| Short exercise |
Each line below should be quoted exactly, please.

| Extracted data entries |
================
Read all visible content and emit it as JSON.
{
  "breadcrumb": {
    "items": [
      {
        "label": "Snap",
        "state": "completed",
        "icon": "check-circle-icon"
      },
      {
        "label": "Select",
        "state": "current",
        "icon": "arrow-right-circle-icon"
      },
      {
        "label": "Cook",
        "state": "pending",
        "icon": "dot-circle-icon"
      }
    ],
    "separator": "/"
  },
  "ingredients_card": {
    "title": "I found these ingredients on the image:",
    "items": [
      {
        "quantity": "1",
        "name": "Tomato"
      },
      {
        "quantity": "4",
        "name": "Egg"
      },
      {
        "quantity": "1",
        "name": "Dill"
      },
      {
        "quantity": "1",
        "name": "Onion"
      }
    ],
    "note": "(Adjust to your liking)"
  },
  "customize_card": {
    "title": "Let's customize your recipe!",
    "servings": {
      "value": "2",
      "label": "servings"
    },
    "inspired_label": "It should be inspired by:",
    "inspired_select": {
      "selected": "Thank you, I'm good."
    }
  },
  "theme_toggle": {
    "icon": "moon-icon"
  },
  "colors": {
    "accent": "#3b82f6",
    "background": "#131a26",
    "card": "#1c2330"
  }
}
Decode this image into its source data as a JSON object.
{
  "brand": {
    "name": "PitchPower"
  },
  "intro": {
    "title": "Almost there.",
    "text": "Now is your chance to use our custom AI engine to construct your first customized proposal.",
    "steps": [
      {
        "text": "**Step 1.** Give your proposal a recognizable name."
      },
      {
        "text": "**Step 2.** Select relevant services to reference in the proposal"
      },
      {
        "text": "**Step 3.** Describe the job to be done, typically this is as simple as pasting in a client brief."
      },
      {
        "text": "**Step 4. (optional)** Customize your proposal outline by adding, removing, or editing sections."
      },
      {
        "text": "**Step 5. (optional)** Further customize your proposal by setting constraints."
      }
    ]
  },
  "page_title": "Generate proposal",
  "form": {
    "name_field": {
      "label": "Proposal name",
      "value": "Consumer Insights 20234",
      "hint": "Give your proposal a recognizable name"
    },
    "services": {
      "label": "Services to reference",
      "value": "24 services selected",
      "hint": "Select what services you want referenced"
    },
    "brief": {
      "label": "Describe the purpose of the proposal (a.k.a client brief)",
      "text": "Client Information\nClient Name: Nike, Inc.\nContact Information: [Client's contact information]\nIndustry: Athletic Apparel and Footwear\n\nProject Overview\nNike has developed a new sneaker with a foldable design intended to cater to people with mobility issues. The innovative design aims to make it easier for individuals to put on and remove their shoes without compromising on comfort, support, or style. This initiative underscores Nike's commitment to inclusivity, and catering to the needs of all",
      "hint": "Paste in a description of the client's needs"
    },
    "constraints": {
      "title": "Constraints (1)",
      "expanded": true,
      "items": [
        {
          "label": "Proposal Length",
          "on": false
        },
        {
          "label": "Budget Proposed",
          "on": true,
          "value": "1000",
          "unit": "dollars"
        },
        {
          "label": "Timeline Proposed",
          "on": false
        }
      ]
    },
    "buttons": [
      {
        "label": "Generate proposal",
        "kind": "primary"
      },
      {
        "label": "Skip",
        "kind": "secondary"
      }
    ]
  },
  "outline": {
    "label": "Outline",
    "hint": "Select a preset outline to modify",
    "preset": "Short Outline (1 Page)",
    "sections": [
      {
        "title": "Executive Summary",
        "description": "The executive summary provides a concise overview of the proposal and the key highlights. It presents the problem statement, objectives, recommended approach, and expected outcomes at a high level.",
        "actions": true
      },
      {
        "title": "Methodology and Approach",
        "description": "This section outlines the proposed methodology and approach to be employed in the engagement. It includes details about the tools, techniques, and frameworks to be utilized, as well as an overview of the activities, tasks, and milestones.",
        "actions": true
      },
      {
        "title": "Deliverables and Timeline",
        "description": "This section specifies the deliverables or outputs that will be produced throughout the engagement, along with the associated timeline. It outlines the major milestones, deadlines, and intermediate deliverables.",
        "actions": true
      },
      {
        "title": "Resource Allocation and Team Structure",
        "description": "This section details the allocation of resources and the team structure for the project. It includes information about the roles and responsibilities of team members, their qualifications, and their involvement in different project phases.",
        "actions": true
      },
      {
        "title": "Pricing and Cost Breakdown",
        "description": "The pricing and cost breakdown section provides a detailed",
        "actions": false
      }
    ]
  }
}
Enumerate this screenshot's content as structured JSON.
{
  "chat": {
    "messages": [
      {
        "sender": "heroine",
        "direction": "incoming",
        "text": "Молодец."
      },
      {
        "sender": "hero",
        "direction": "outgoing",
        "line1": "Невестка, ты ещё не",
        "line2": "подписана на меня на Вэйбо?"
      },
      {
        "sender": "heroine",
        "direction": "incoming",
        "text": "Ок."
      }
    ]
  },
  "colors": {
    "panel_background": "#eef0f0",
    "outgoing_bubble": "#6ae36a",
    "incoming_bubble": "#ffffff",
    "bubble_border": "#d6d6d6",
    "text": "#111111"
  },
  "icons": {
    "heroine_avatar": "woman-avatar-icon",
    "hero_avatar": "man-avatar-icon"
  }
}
================
| Output |
Read all visible content and emit it as JSON.
{
  "breadcrumb": {
    "items": [
      {
        "label": "Snap",
        "state": "completed",
        "icon": "check-circle-icon"
      },
      {
        "label": "Select",
        "state": "current",
        "icon": "arrow-right-circle-icon"
      },
      {
        "label": "Cook",
        "state": "pending",
        "icon": "dot-circle-icon"
      }
    ],
    "separator": "/"
  },
  "ingredients_card": {
    "title": "I found these ingredients on the image:",
    "items": [
      {
        "quantity": "1",
        "name": "Tomato"
      },
      {
        "quantity": "4",
        "name": "Egg"
      },
      {
        "quantity": "1",
        "name": "Dill"
      },
      {
        "quantity": "1",
        "name": "Onion"
      }
    ],
    "note": "(Adjust to your liking)"
  },
  "customize_card": {
    "title": "Let's customize your recipe!",
    "servings": {
      "value": "2",
      "label": "servings"
    },
    "inspired_label": "It should be inspired by:",
    "inspired_select": {
      "selected": "Thank you, I'm good."
    }
  },
  "theme_toggle": {
    "icon": "moon-icon"
  },
  "colors": {
    "accent": "#3b82f6",
    "background": "#131a26",
    "card": "#1c2330"
  }
}
Decode this image into its source data as a JSON object.
{
  "brand": {
    "name": "PitchPower"
  },
  "intro": {
    "title": "Almost there.",
    "text": "Now is your chance to use our custom AI engine to construct your first customized proposal.",
    "steps": [
      {
        "text": "**Step 1.** Give your proposal a recognizable name."
      },
      {
        "text": "**Step 2.** Select relevant services to reference in the proposal"
      },
      {
        "text": "**Step 3.** Describe the job to be done, typically this is as simple as pasting in a client brief."
      },
      {
        "text": "**Step 4. (optional)** Customize your proposal outline by adding, removing, or editing sections."
      },
      {
        "text": "**Step 5. (optional)** Further customize your proposal by setting constraints."
      }
    ]
  },
  "page_title": "Generate proposal",
  "form": {
    "name_field": {
      "label": "Proposal name",
      "value": "Consumer Insights 20234",
      "hint": "Give your proposal a recognizable name"
    },
    "services": {
      "label": "Services to reference",
      "value": "24 services selected",
      "hint": "Select what services you want referenced"
    },
    "brief": {
      "label": "Describe the purpose of the proposal (a.k.a client brief)",
      "text": "Client Information\nClient Name: Nike, Inc.\nContact Information: [Client's contact information]\nIndustry: Athletic Apparel and Footwear\n\nProject Overview\nNike has developed a new sneaker with a foldable design intended to cater to people with mobility issues. The innovative design aims to make it easier for individuals to put on and remove their shoes without compromising on comfort, support, or style. This initiative underscores Nike's commitment to inclusivity, and catering to the needs of all",
      "hint": "Paste in a description of the client's needs"
    },
    "constraints": {
      "title": "Constraints (1)",
      "expanded": true,
      "items": [
        {
          "label": "Proposal Length",
          "on": false
        },
        {
          "label": "Budget Proposed",
          "on": true,
          "value": "1000",
          "unit": "dollars"
        },
        {
          "label": "Timeline Proposed",
          "on": false
        }
      ]
    },
    "buttons": [
      {
        "label": "Generate proposal",
        "kind": "primary"
      },
      {
        "label": "Skip",
        "kind": "secondary"
      }
    ]
  },
  "outline": {
    "label": "Outline",
    "hint": "Select a preset outline to modify",
    "preset": "Short Outline (1 Page)",
    "sections": [
      {
        "title": "Executive Summary",
        "description": "The executive summary provides a concise overview of the proposal and the key highlights. It presents the problem statement, objectives, recommended approach, and expected outcomes at a high level.",
        "actions": true
      },
      {
        "title": "Methodology and Approach",
        "description": "This section outlines the proposed methodology and approach to be employed in the engagement. It includes details about the tools, techniques, and frameworks to be utilized, as well as an overview of the activities, tasks, and milestones.",
        "actions": true
      },
      {
        "title": "Deliverables and Timeline",
        "description": "This section specifies the deliverables or outputs that will be produced throughout the engagement, along with the associated timeline. It outlines the major milestones, deadlines, and intermediate deliverables.",
        "actions": true
      },
      {
        "title": "Resource Allocation and Team Structure",
        "description": "This section details the allocation of resources and the team structure for the project. It includes information about the roles and responsibilities of team members, their qualifications, and their involvement in different project phases.",
        "actions": true
      },
      {
        "title": "Pricing and Cost Breakdown",
        "description": "The pricing and cost breakdown section provides a detailed",
        "actions": false
      }
    ]
  }
}
Enumerate this screenshot's content as structured JSON.
{
  "chat": {
    "messages": [
      {
        "sender": "heroine",
        "direction": "incoming",
        "text": "Молодец."
      },
      {
        "sender": "hero",
        "direction": "outgoing",
        "line1": "Невестка, ты ещё не",
        "line2": "подписана на меня на Вэйбо?"
      },
      {
        "sender": "heroine",
        "direction": "incoming",
        "text": "Ок."
      }
    ]
  },
  "colors": {
    "panel_background": "#eef0f0",
    "outgoing_bubble": "#6ae36a",
    "incoming_bubble": "#ffffff",
    "bubble_border": "#d6d6d6",
    "text": "#111111"
  },
  "icons": {
    "heroine_avatar": "woman-avatar-icon",
    "hero_avatar": "man-avatar-icon"
  }
}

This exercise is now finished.